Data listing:
»»
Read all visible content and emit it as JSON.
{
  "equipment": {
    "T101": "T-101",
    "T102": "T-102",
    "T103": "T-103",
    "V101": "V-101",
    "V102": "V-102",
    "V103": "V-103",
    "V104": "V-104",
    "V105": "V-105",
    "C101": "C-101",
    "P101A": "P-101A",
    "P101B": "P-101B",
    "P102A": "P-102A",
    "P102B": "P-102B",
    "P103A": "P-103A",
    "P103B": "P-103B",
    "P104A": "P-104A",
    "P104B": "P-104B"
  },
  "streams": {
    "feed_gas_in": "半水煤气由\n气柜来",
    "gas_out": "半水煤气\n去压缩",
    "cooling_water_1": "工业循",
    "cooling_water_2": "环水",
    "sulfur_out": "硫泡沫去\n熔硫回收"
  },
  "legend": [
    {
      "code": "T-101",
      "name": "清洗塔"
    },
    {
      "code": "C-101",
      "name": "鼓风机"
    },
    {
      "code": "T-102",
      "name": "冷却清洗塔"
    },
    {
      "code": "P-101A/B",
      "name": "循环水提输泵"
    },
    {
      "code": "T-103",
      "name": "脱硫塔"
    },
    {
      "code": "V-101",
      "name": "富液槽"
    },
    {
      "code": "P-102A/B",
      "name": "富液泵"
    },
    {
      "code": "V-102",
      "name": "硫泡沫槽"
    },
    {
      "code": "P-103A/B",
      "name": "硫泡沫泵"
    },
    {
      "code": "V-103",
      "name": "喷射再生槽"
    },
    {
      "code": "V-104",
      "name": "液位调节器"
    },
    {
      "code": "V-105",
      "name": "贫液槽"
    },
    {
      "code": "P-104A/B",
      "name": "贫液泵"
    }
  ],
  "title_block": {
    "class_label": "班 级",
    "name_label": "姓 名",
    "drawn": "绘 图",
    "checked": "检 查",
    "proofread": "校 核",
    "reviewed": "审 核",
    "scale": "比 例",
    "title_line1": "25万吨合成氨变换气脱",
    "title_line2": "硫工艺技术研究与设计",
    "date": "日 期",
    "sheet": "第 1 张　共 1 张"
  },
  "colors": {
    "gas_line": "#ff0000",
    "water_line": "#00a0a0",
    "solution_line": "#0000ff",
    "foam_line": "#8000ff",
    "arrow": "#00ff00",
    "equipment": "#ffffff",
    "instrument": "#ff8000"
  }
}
««
Quote all the records. Keep every word exact.

Read all visible content and emit it as JSON.
{
  "equipment": {
    "T101": "T-101",
    "T102": "T-102",
    "T103": "T-103",
    "V101": "V-101",
    "V102": "V-102",
    "V103": "V-103",
    "V104": "V-104",
    "V105": "V-105",
    "C101": "C-101",
    "P101A": "P-101A",
    "P101B": "P-101B",
    "P102A": "P-102A",
    "P102B": "P-102B",
    "P103A": "P-103A",
    "P103B": "P-103B",
    "P104A": "P-104A",
    "P104B": "P-104B"
  },
  "streams": {
    "feed_gas_in": "半水煤气由\n气柜来",
    "gas_out": "半水煤气\n去压缩",
    "cooling_water_1": "工业循",
    "cooling_water_2": "环水",
    "sulfur_out": "硫泡沫去\n熔硫回收"
  },
  "legend": [
    {
      "code": "T-101",
      "name": "清洗塔"
    },
    {
      "code": "C-101",
      "name": "鼓风机"
    },
    {
      "code": "T-102",
      "name": "冷却清洗塔"
    },
    {
      "code": "P-101A/B",
      "name": "循环水提输泵"
    },
    {
      "code": "T-103",
      "name": "脱硫塔"
    },
    {
      "code": "V-101",
      "name": "富液槽"
    },
    {
      "code": "P-102A/B",
      "name": "富液泵"
    },
    {
      "code": "V-102",
      "name": "硫泡沫槽"
    },
    {
      "code": "P-103A/B",
      "name": "硫泡沫泵"
    },
    {
      "code": "V-103",
      "name": "喷射再生槽"
    },
    {
      "code": "V-104",
      "name": "液位调节器"
    },
    {
      "code": "V-105",
      "name": "贫液槽"
    },
    {
      "code": "P-104A/B",
      "name": "贫液泵"
    }
  ],
  "title_block": {
    "class_label": "班 级",
    "name_label": "姓 名",
    "drawn": "绘 图",
    "checked": "检 查",
    "proofread": "校 核",
    "reviewed": "审 核",
    "scale": "比 例",
    "title_line1": "25万吨合成氨变换气脱",
    "title_line2": "硫工艺技术研究与设计",
    "date": "日 期",
    "sheet": "第 1 张　共 1 张"
  },
  "colors": {
    "gas_line": "#ff0000",
    "water_line": "#00a0a0",
    "solution_line": "#0000ff",
    "foam_line": "#8000ff",
    "arrow": "#00ff00",
    "equipment": "#ffffff",
    "instrument": "#ff8000"
  }
}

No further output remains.